>> BEGIN

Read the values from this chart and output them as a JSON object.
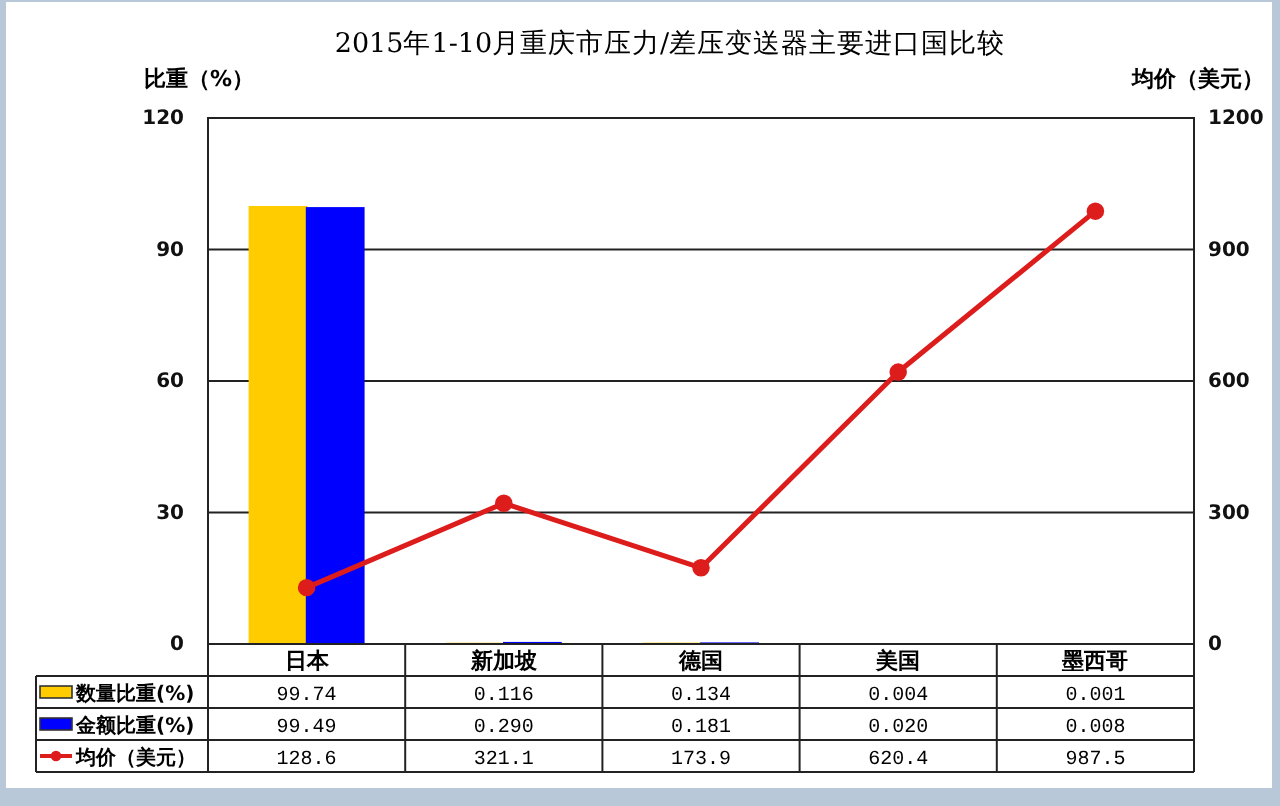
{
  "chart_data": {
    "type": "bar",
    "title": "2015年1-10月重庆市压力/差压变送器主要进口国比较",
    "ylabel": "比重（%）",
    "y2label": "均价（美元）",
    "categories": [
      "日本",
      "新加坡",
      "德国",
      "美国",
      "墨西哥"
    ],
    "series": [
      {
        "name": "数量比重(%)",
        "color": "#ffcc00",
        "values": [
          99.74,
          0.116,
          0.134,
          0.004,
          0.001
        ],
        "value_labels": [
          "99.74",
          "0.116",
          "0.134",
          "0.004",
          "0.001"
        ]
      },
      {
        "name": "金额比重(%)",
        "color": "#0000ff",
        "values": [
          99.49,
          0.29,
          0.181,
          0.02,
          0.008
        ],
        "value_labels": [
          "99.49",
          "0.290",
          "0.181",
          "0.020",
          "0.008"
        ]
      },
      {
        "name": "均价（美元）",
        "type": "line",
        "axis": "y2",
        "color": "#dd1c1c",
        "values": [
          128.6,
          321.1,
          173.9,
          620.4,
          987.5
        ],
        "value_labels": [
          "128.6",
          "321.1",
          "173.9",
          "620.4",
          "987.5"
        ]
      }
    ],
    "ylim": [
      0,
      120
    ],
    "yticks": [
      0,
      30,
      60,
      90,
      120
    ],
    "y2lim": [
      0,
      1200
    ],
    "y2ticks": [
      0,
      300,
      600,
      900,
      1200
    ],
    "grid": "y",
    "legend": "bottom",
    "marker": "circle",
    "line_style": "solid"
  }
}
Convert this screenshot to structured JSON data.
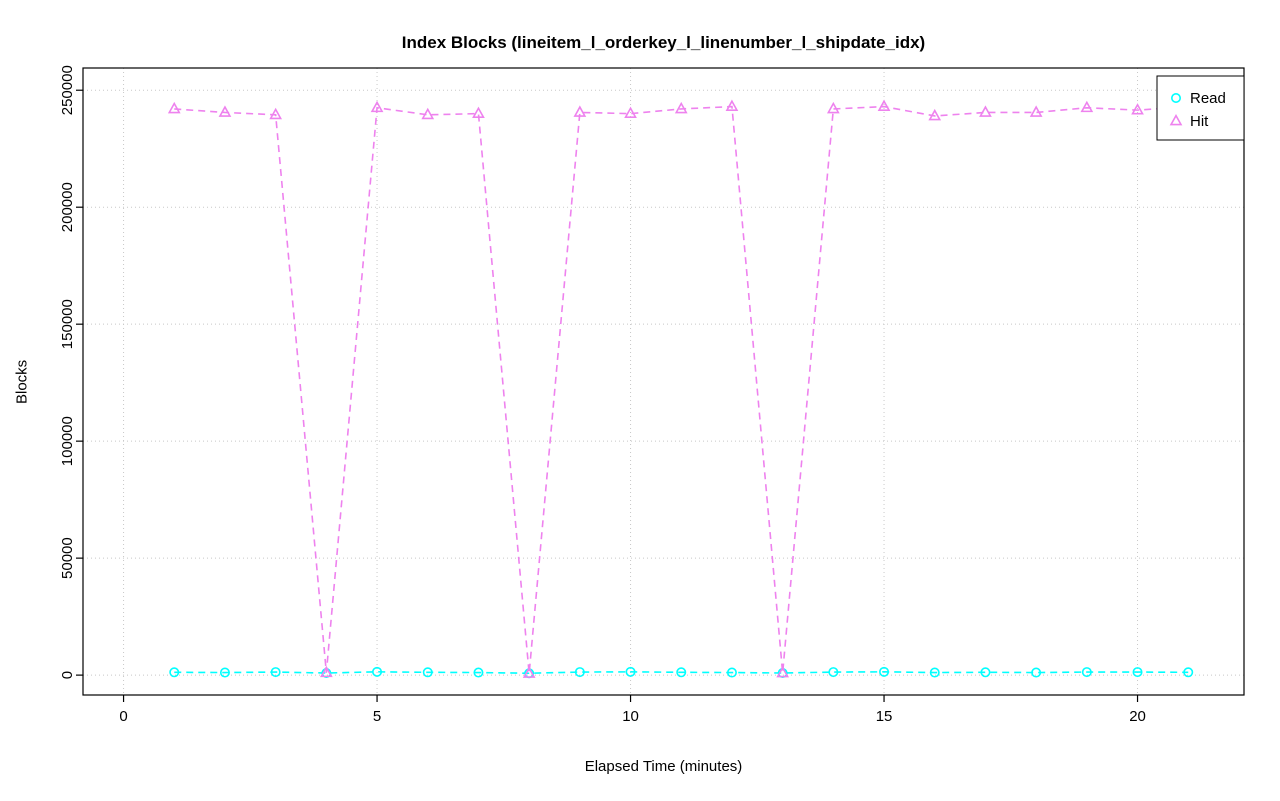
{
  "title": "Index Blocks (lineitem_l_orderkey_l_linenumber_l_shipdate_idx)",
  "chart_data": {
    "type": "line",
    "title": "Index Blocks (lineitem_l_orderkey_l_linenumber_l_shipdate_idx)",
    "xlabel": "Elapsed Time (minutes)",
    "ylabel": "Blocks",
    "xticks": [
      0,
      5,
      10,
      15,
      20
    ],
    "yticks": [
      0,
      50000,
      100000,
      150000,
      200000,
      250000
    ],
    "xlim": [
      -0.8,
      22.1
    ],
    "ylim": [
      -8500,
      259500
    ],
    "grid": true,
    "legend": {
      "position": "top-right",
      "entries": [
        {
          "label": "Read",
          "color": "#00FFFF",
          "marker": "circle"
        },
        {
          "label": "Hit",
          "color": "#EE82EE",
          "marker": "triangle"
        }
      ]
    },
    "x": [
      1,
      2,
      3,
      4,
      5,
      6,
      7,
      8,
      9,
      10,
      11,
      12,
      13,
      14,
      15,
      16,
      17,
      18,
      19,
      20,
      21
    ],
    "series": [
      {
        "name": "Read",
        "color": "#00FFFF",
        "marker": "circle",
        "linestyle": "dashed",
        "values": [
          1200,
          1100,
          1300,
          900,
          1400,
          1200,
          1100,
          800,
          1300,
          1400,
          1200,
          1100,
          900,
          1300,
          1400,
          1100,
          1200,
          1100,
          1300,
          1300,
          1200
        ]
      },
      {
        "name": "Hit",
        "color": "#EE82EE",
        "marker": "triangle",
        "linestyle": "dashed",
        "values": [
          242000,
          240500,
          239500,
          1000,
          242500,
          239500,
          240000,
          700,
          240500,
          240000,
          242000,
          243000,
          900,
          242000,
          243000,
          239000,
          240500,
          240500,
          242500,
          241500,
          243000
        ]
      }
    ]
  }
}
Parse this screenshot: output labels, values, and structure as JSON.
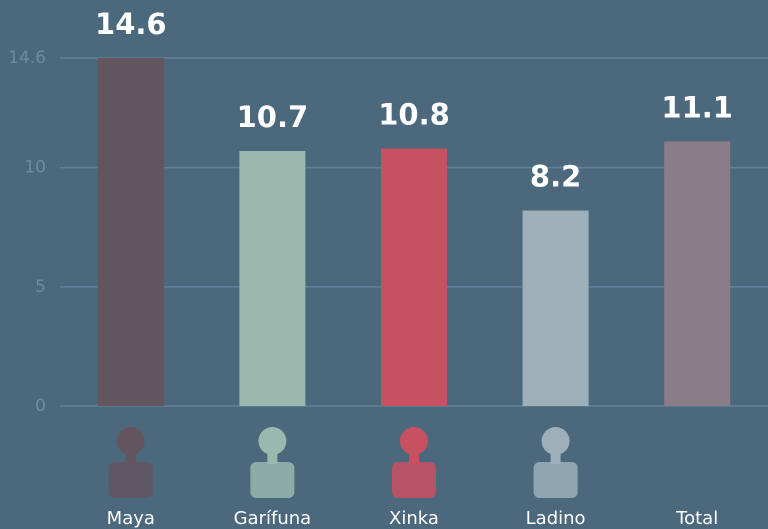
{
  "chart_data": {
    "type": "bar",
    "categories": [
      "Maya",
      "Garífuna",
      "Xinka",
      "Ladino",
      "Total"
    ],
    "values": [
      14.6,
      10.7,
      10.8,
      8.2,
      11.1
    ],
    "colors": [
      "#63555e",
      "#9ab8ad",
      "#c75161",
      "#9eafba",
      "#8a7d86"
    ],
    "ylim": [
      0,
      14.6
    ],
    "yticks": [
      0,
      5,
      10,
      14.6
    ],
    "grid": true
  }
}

>> END

**WRITTEN INSTRUCTION**
Working from the lines above, reproduce the material exactly and exclude its pictures.

**FINISHED EXERCISE**
Read the values from this chart and output them as a JSON object.
{
  "chart_data": {
    "type": "bar",
    "title": "2015年1-10月重庆市压力/差压变送器主要进口国比较",
    "ylabel": "比重（%）",
    "y2label": "均价（美元）",
    "categories": [
      "日本",
      "新加坡",
      "德国",
      "美国",
      "墨西哥"
    ],
    "series": [
      {
        "name": "数量比重(%)",
        "color": "#ffcc00",
        "values": [
          99.74,
          0.116,
          0.134,
          0.004,
          0.001
        ],
        "value_labels": [
          "99.74",
          "0.116",
          "0.134",
          "0.004",
          "0.001"
        ]
      },
      {
        "name": "金额比重(%)",
        "color": "#0000ff",
        "values": [
          99.49,
          0.29,
          0.181,
          0.02,
          0.008
        ],
        "value_labels": [
          "99.49",
          "0.290",
          "0.181",
          "0.020",
          "0.008"
        ]
      },
      {
        "name": "均价（美元）",
        "type": "line",
        "axis": "y2",
        "color": "#dd1c1c",
        "values": [
          128.6,
          321.1,
          173.9,
          620.4,
          987.5
        ],
        "value_labels": [
          "128.6",
          "321.1",
          "173.9",
          "620.4",
          "987.5"
        ]
      }
    ],
    "ylim": [
      0,
      120
    ],
    "yticks": [
      0,
      30,
      60,
      90,
      120
    ],
    "y2lim": [
      0,
      1200
    ],
    "y2ticks": [
      0,
      300,
      600,
      900,
      1200
    ],
    "grid": "y",
    "legend": "bottom",
    "marker": "circle",
    "line_style": "solid"
  }
}
Convert this screenshot to structured JSON data.
{
  "title": "Index Blocks (lineitem_l_orderkey_l_linenumber_l_shipdate_idx)",
  "chart_data": {
    "type": "line",
    "title": "Index Blocks (lineitem_l_orderkey_l_linenumber_l_shipdate_idx)",
    "xlabel": "Elapsed Time (minutes)",
    "ylabel": "Blocks",
    "xticks": [
      0,
      5,
      10,
      15,
      20
    ],
    "yticks": [
      0,
      50000,
      100000,
      150000,
      200000,
      250000
    ],
    "xlim": [
      -0.8,
      22.1
    ],
    "ylim": [
      -8500,
      259500
    ],
    "grid": true,
    "legend": {
      "position": "top-right",
      "entries": [
        {
          "label": "Read",
          "color": "#00FFFF",
          "marker": "circle"
        },
        {
          "label": "Hit",
          "color": "#EE82EE",
          "marker": "triangle"
        }
      ]
    },
    "x": [
      1,
      2,
      3,
      4,
      5,
      6,
      7,
      8,
      9,
      10,
      11,
      12,
      13,
      14,
      15,
      16,
      17,
      18,
      19,
      20,
      21
    ],
    "series": [
      {
        "name": "Read",
        "color": "#00FFFF",
        "marker": "circle",
        "linestyle": "dashed",
        "values": [
          1200,
          1100,
          1300,
          900,
          1400,
          1200,
          1100,
          800,
          1300,
          1400,
          1200,
          1100,
          900,
          1300,
          1400,
          1100,
          1200,
          1100,
          1300,
          1300,
          1200
        ]
      },
      {
        "name": "Hit",
        "color": "#EE82EE",
        "marker": "triangle",
        "linestyle": "dashed",
        "values": [
          242000,
          240500,
          239500,
          1000,
          242500,
          239500,
          240000,
          700,
          240500,
          240000,
          242000,
          243000,
          900,
          242000,
          243000,
          239000,
          240500,
          240500,
          242500,
          241500,
          243000
        ]
      }
    ]
  }
}
Parse this screenshot: output labels, values, and structure as JSON.
{
  "chart_data": {
    "type": "bar",
    "categories": [
      "Maya",
      "Garífuna",
      "Xinka",
      "Ladino",
      "Total"
    ],
    "values": [
      14.6,
      10.7,
      10.8,
      8.2,
      11.1
    ],
    "colors": [
      "#63555e",
      "#9ab8ad",
      "#c75161",
      "#9eafba",
      "#8a7d86"
    ],
    "ylim": [
      0,
      14.6
    ],
    "yticks": [
      0,
      5,
      10,
      14.6
    ],
    "grid": true
  }
}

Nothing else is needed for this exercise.